#### Information shown

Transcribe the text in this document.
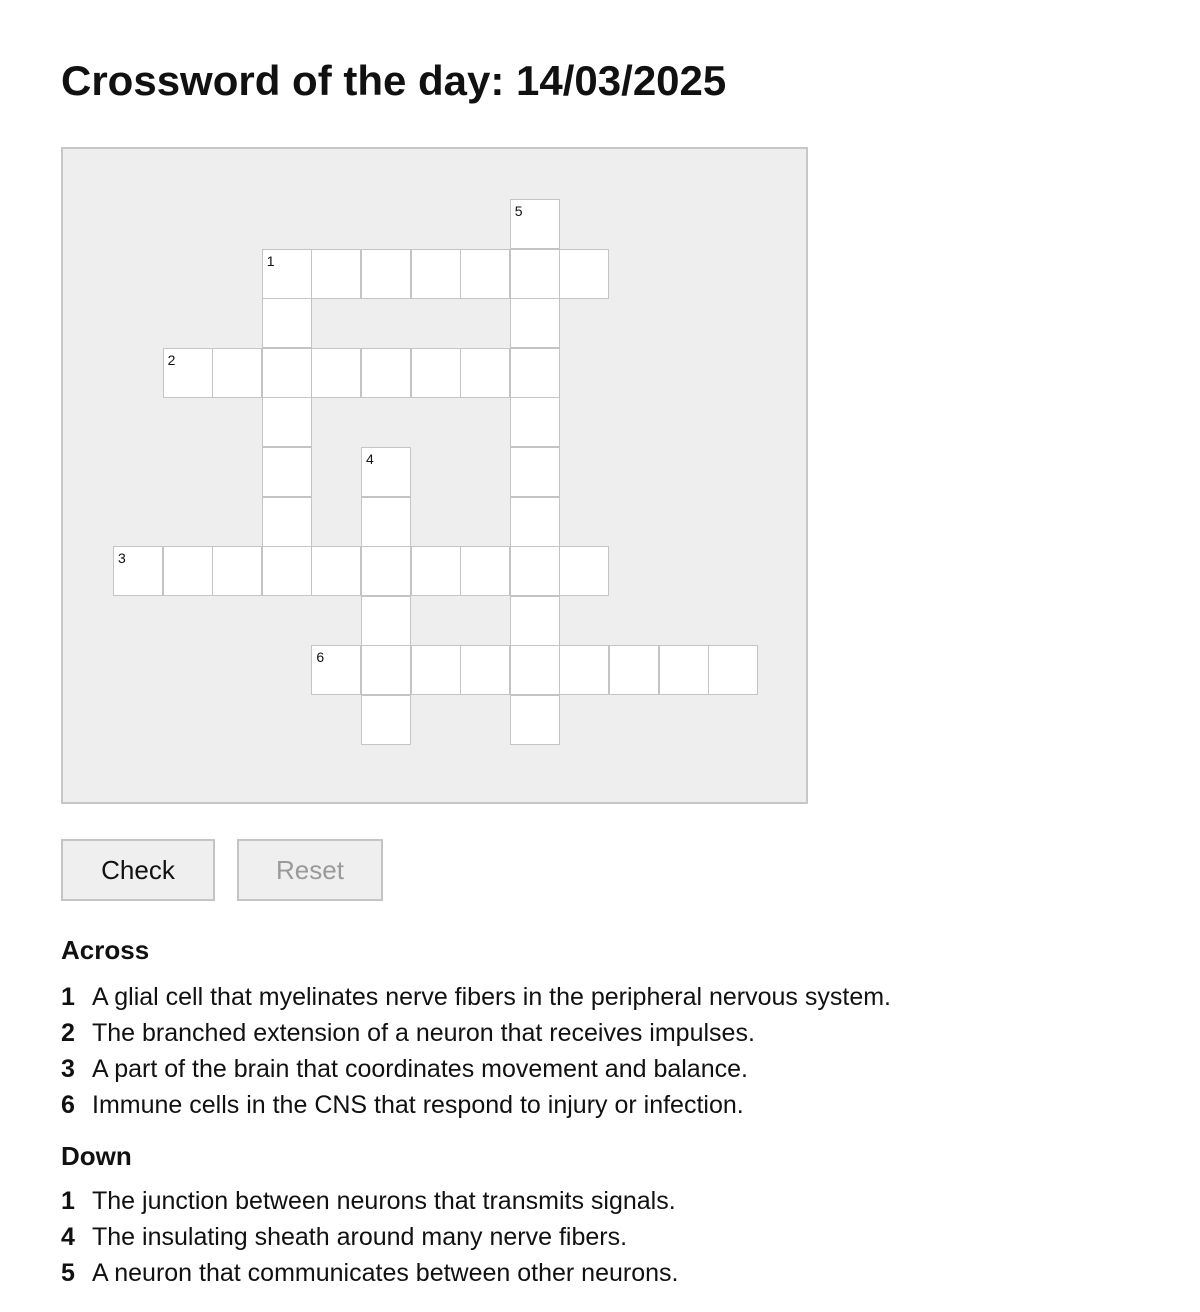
Crossword of the day: 14/03/2025
5
1
2
4
3
6
Check	Reset
Across
1 A glial cell that myelinates nerve fibers in the peripheral nervous system.
2 The branched extension of a neuron that receives impulses.
3 A part of the brain that coordinates movement and balance.
6 Immune cells in the CNS that respond to injury or infection.
Down
1 The junction between neurons that transmits signals.
4 The insulating sheath around many nerve fibers.
5 A neuron that communicates between other neurons.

########

Work instructions. Line by line, print the records exactly, leaving the pictures behind.

Task output.
Transcribe the text in this document.
Crossword of the day: 14/03/2025
5
1
2
4
3
6
Check	Reset
Across
1 A glial cell that myelinates nerve fibers in the peripheral nervous system.
2 The branched extension of a neuron that receives impulses.
3 A part of the brain that coordinates movement and balance.
6 Immune cells in the CNS that respond to injury or infection.
Down
1 The junction between neurons that transmits signals.
4 The insulating sheath around many nerve fibers.
5 A neuron that communicates between other neurons.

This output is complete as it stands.